:: Input

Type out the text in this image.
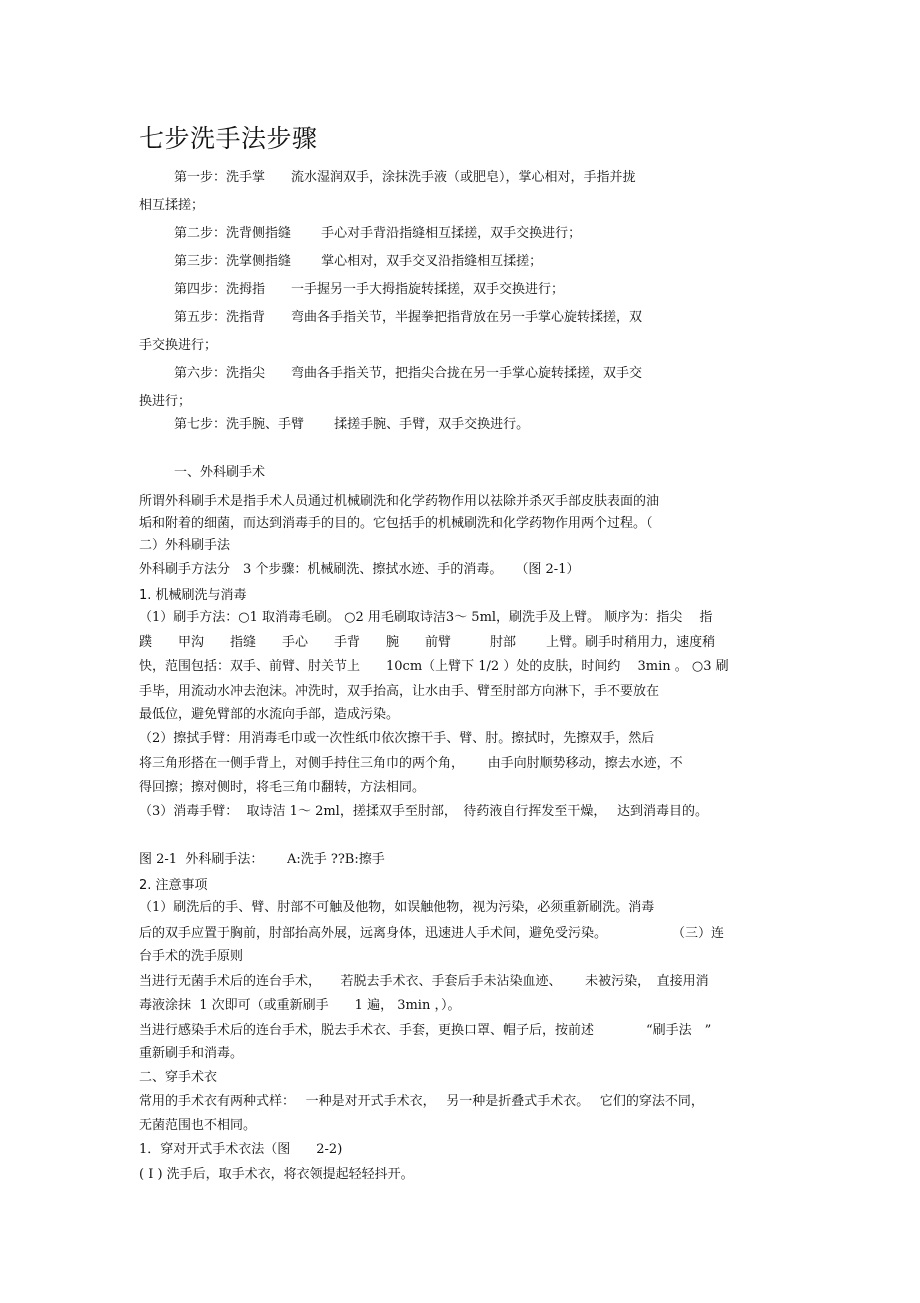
七步洗手法步骤
第一步：洗手掌　　流水湿润双手，涂抹洗手液（或肥皂），掌心相对，手指并拢
相互揉搓；
第二步：洗背侧指缝　　 手心对手背沿指缝相互揉搓，双手交换进行；
第三步：洗掌侧指缝　　 掌心相对，双手交叉沿指缝相互揉搓；
第四步：洗拇指　　一手握另一手大拇指旋转揉搓，双手交换进行；
第五步：洗指背　　弯曲各手指关节，半握拳把指背放在另一手掌心旋转揉搓，双
手交换进行；
第六步：洗指尖　　弯曲各手指关节，把指尖合拢在另一手掌心旋转揉搓，双手交
换进行；
第七步：洗手腕、手臂　　 揉搓手腕、手臂，双手交换进行。
一、外科刷手术
所谓外科刷手术是指手术人员通过机械刷洗和化学药物作用以祛除并杀灭手部皮肤表面的油
垢和附着的细菌，而达到消毒手的目的。它包括手的机械刷洗和化学药物作用两个过程。（
二）外科刷手法
外科刷手方法分　3 个步骤：机械刷洗、擦拭水迹、手的消毒。　　（图 2-1）
1. 机械刷洗与消毒
（1）刷手方法：○1 取消毒毛刷。 ○2 用毛刷取诗洁3～ 5ml，刷洗手及上臂。 顺序为：指尖　 指
蹼　　甲沟　　指缝　　手心　　手背　　腕　　前臂　　　肘部　　 上臂。刷手时稍用力，速度稍
快，范围包括：双手、前臂、肘关节上　　10cm（上臂下 1/2 ）处的皮肤，时间约　 3min 。 ○3 刷
手毕，用流动水冲去泡沫。冲洗时，双手抬高，让水由手、臂至肘部方向淋下，手不要放在
最低位，避免臂部的水流向手部，造成污染。
（2）擦拭手臂：用消毒毛巾或一次性纸巾依次擦干手、臂、肘。擦拭时，先擦双手，然后
将三角形搭在一侧手背上，对侧手持住三角巾的两个角，　　 由手向肘顺势移动，擦去水迹，不
得回擦；擦对侧时，将毛三角巾翻转，方法相同。
（3）消毒手臂：  取诗洁 1～ 2ml，搓揉双手至肘部，　待药液自行挥发至干燥，　 达到消毒目的。
图 2-1  外科刷手法：　　 A:洗手 ??B:擦手
2. 注意事项
（1）刷洗后的手、臂、肘部不可触及他物，如误触他物，视为污染，必须重新刷洗。消毒
后的双手应置于胸前，肘部抬高外展，远离身体，迅速进人手术间，避免受污染。　　　　　　（三）连
台手术的洗手原则
当进行无菌手术后的连台手术，　　若脱去手术衣、手套后手未沾染血迹、　　 未被污染，　直接用消
毒液涂抹  1 次即可（或重新刷手　　1 遍， 3min ，）。
当进行感染手术后的连台手术，脱去手术衣、手套，更换口罩、帽子后，按前述　　　　“刷手法　”
重新刷手和消毒。
二、穿手术衣
常用的手术衣有两种式样：　 一种是对开式手术衣，　 另一种是折叠式手术衣。　 它们的穿法不同，
无菌范围也不相同。
1．穿对开式手术衣法（图　　2-2)
( I ) 洗手后，取手术衣，将衣领提起轻轻抖开。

::::

» What the task asks
Copy, from the material above, each line in which the string "双手交换进行" occurs.

» Result
第二步：洗背侧指缝　　 手心对手背沿指缝相互揉搓，双手交换进行；
第四步：洗拇指　　一手握另一手大拇指旋转揉搓，双手交换进行；
第七步：洗手腕、手臂　　 揉搓手腕、手臂，双手交换进行。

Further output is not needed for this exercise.